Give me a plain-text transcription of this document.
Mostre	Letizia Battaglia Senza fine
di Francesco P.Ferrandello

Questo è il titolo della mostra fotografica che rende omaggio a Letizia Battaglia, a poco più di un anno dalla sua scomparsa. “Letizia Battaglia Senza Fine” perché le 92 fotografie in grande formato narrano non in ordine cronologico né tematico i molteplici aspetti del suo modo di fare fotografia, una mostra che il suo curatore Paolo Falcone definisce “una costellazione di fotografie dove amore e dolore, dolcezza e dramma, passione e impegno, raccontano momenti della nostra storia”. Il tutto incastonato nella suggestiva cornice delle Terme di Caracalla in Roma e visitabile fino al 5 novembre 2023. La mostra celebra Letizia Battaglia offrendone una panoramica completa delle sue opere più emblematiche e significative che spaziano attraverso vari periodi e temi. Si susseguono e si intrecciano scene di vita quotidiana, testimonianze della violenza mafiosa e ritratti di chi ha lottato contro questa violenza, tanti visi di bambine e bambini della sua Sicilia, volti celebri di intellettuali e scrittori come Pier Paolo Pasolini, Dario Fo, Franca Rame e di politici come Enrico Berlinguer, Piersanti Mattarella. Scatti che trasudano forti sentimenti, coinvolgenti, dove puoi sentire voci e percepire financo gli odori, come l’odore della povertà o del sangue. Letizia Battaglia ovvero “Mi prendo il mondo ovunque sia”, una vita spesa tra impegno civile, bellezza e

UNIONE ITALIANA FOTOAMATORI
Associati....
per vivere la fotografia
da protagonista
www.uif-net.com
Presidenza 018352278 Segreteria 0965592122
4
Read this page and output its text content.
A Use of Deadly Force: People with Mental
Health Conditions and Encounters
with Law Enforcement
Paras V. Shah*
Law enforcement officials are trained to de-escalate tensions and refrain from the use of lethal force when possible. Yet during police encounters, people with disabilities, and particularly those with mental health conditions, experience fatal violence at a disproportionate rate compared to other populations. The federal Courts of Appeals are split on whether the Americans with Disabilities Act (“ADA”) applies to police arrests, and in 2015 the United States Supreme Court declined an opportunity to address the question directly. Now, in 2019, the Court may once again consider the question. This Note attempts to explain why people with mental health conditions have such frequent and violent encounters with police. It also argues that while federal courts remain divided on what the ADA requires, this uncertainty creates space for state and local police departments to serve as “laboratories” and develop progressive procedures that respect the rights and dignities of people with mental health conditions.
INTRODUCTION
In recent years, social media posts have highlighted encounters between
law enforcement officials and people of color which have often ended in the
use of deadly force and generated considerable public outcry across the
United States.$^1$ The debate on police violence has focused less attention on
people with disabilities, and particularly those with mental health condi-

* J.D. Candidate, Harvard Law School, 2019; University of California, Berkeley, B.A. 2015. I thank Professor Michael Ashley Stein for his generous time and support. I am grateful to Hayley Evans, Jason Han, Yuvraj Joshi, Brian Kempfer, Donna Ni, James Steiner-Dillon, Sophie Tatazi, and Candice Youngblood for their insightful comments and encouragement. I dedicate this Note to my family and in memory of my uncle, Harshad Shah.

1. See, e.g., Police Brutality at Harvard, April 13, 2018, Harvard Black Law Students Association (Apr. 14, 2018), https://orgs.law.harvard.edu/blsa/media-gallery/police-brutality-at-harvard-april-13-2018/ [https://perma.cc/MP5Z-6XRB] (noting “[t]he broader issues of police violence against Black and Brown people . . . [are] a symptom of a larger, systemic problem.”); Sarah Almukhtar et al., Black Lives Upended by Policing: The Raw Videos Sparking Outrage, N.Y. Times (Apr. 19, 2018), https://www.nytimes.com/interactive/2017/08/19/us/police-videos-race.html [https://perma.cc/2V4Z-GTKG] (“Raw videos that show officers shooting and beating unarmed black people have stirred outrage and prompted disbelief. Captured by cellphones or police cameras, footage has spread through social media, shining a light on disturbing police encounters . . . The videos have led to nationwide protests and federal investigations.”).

* * *

Do this:
Extract the data in full. Keep it word for word.

Written answer:
Give me a plain-text transcription of this document.
Mostre	Letizia Battaglia Senza fine
di Francesco P.Ferrandello

Questo è il titolo della mostra fotografica che rende omaggio a Letizia Battaglia, a poco più di un anno dalla sua scomparsa. “Letizia Battaglia Senza Fine” perché le 92 fotografie in grande formato narrano non in ordine cronologico né tematico i molteplici aspetti del suo modo di fare fotografia, una mostra che il suo curatore Paolo Falcone definisce “una costellazione di fotografie dove amore e dolore, dolcezza e dramma, passione e impegno, raccontano momenti della nostra storia”. Il tutto incastonato nella suggestiva cornice delle Terme di Caracalla in Roma e visitabile fino al 5 novembre 2023. La mostra celebra Letizia Battaglia offrendone una panoramica completa delle sue opere più emblematiche e significative che spaziano attraverso vari periodi e temi. Si susseguono e si intrecciano scene di vita quotidiana, testimonianze della violenza mafiosa e ritratti di chi ha lottato contro questa violenza, tanti visi di bambine e bambini della sua Sicilia, volti celebri di intellettuali e scrittori come Pier Paolo Pasolini, Dario Fo, Franca Rame e di politici come Enrico Berlinguer, Piersanti Mattarella. Scatti che trasudano forti sentimenti, coinvolgenti, dove puoi sentire voci e percepire financo gli odori, come l’odore della povertà o del sangue. Letizia Battaglia ovvero “Mi prendo il mondo ovunque sia”, una vita spesa tra impegno civile, bellezza e

UNIONE ITALIANA FOTOAMATORI
Associati....
per vivere la fotografia
da protagonista
www.uif-net.com
Presidenza 018352278 Segreteria 0965592122
4
Read this page and output its text content.
A Use of Deadly Force: People with Mental
Health Conditions and Encounters
with Law Enforcement
Paras V. Shah*
Law enforcement officials are trained to de-escalate tensions and refrain from the use of lethal force when possible. Yet during police encounters, people with disabilities, and particularly those with mental health conditions, experience fatal violence at a disproportionate rate compared to other populations. The federal Courts of Appeals are split on whether the Americans with Disabilities Act (“ADA”) applies to police arrests, and in 2015 the United States Supreme Court declined an opportunity to address the question directly. Now, in 2019, the Court may once again consider the question. This Note attempts to explain why people with mental health conditions have such frequent and violent encounters with police. It also argues that while federal courts remain divided on what the ADA requires, this uncertainty creates space for state and local police departments to serve as “laboratories” and develop progressive procedures that respect the rights and dignities of people with mental health conditions.
INTRODUCTION
In recent years, social media posts have highlighted encounters between
law enforcement officials and people of color which have often ended in the
use of deadly force and generated considerable public outcry across the
United States.$^1$ The debate on police violence has focused less attention on
people with disabilities, and particularly those with mental health condi-

* J.D. Candidate, Harvard Law School, 2019; University of California, Berkeley, B.A. 2015. I thank Professor Michael Ashley Stein for his generous time and support. I am grateful to Hayley Evans, Jason Han, Yuvraj Joshi, Brian Kempfer, Donna Ni, James Steiner-Dillon, Sophie Tatazi, and Candice Youngblood for their insightful comments and encouragement. I dedicate this Note to my family and in memory of my uncle, Harshad Shah.

1. See, e.g., Police Brutality at Harvard, April 13, 2018, Harvard Black Law Students Association (Apr. 14, 2018), https://orgs.law.harvard.edu/blsa/media-gallery/police-brutality-at-harvard-april-13-2018/ [https://perma.cc/MP5Z-6XRB] (noting “[t]he broader issues of police violence against Black and Brown people . . . [are] a symptom of a larger, systemic problem.”); Sarah Almukhtar et al., Black Lives Upended by Policing: The Raw Videos Sparking Outrage, N.Y. Times (Apr. 19, 2018), https://www.nytimes.com/interactive/2017/08/19/us/police-videos-race.html [https://perma.cc/2V4Z-GTKG] (“Raw videos that show officers shooting and beating unarmed black people have stirred outrage and prompted disbelief. Captured by cellphones or police cameras, footage has spread through social media, shining a light on disturbing police encounters . . . The videos have led to nationwide protests and federal investigations.”).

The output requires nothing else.